● EXTRACT TO READ:
The Sazerac, closely associated with New Orleans as its place of origin, has become New Orleans’ official cocktail and in 2019, the Sazerac House opened to the public as a museum for New Orleans cocktail culture.

Sazerac Ingredients Primer
Cognac is a distilled spirit made from fermented white grapes from defined geographic regions (crus) in Cognac, France, twice distilled, and aged in French oak casks for at least two years.
Rye and bourbon are whiskeys made from a distilled grain mixture known as a mash bill. American rye whiskey must be made with at least 51% rye, while bourbon must be made with at least 51% corn. The remaining 49% of the mash bill may be a combination of grains, including barley, corn, and rye.
Absinthe is an anise-flavored spirit that originated in Switzerland in the late 18th century. It is made from wormwood, green anise, sweet fennel, and other medicinal and culinary herbs.
Bitters are a neutral spirit that has been infused with herbs, spices, fruits, and other botanicals. Although bitters were original marketed in the 1800s for medicinal purposes, they are mostly used today in cocktails such as the Sazerac, Manhattan, and Old-Fashioned.

● RECORD SET:
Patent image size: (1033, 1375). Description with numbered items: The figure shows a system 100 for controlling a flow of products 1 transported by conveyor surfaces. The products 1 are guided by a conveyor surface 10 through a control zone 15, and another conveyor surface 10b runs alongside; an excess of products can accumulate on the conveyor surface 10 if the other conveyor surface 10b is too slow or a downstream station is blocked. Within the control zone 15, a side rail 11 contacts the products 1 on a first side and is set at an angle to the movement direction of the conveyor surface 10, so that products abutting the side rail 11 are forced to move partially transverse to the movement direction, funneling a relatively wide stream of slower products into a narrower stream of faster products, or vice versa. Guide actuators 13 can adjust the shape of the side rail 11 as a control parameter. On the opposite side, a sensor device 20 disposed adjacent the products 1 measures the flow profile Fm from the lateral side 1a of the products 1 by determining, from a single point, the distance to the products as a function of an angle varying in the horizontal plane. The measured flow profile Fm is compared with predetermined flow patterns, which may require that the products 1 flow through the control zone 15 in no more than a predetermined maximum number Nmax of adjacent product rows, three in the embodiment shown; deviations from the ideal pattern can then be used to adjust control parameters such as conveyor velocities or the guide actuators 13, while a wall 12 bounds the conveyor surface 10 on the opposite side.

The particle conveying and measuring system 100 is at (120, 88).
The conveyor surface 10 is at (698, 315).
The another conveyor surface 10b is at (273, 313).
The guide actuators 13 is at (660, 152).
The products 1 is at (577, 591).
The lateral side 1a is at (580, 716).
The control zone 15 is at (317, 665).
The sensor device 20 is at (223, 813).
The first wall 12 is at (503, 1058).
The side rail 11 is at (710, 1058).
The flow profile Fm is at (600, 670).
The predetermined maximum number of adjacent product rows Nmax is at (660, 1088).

● EXERCISES TO COMPLETE:
1. According to the Sazerac text, where and when did absinthe originate?
2. Sum up the Sazerac text in two sentences.
3. Resume the Sazerac text right after its last sentence and continue it.
The entries are separate material and have nothing to do with the Sazerac text.

● EXERCISE RESULTS:
1. Absinthe originated in Switzerland in the late 18th century.

2. The Sazerac is closely tied to New Orleans, where it is now the official cocktail, and in 2019 the Sazerac House opened there as a museum for the city's cocktail culture. A primer on its ingredients explains that cognac is a twice-distilled, oak-aged grape spirit from Cognac, France, that rye and bourbon are whiskeys made from at least 51% rye or corn, that absinthe is an anise-flavored herbal spirit, and that bitters are a neutral spirit infused with botanicals.

3.
In this drink lab, we’ll work our way through the evolution of the Sazerac beginning with the original made with cognac. Then we’ll make two additional cocktails using the same recipe but substituting the cognac with rye and bourbon.

Sazerac (original with cognac)


  • 1.5 oz cognac (Courvoisier V.S.)
  • Splash of Absente
  • 2 – 3 dashes of Peychaud’s bitters
  • 1 sugar cube
  • Lemon peel for garnish


  1. Chill a coup glass with ice water.
  2. In a shaker, muddle the sugar cube with the bitters. Add a splash of water if needed to dissolve sugar.
  3. Add ice and cognac to the shaker and shake gently.
  4. Remove ice water from the coup glass and coat the glass with a splash of Absente.
  5. Strain the contents of the shaker into the glass.
  6. Rub the lemon peel around the rim of the glass and use as garnish.

Tasting Notes

After successfully returning to the origin of the Mai Tai, we have great expectations for the original Sazerac as well. This version is smooth and lightly sweet. The cognac’s fruit and vanilla flavors combine well with the licorice and lemon notes. Peychaud’s adds a hint of bitter to the party. Overall, it’s drinkable, but slightly disappointing as it’s not quite as enjoyable as our own bourbon version.

The late 19th century version using rye whiskey in place of cognac doesn’t prove to be an improvement either. Bulliet Rye Whiskey produces a Sazerac that is spicier but lacking in oak and general complexity. The rye adds notes of clove with a peppery finish.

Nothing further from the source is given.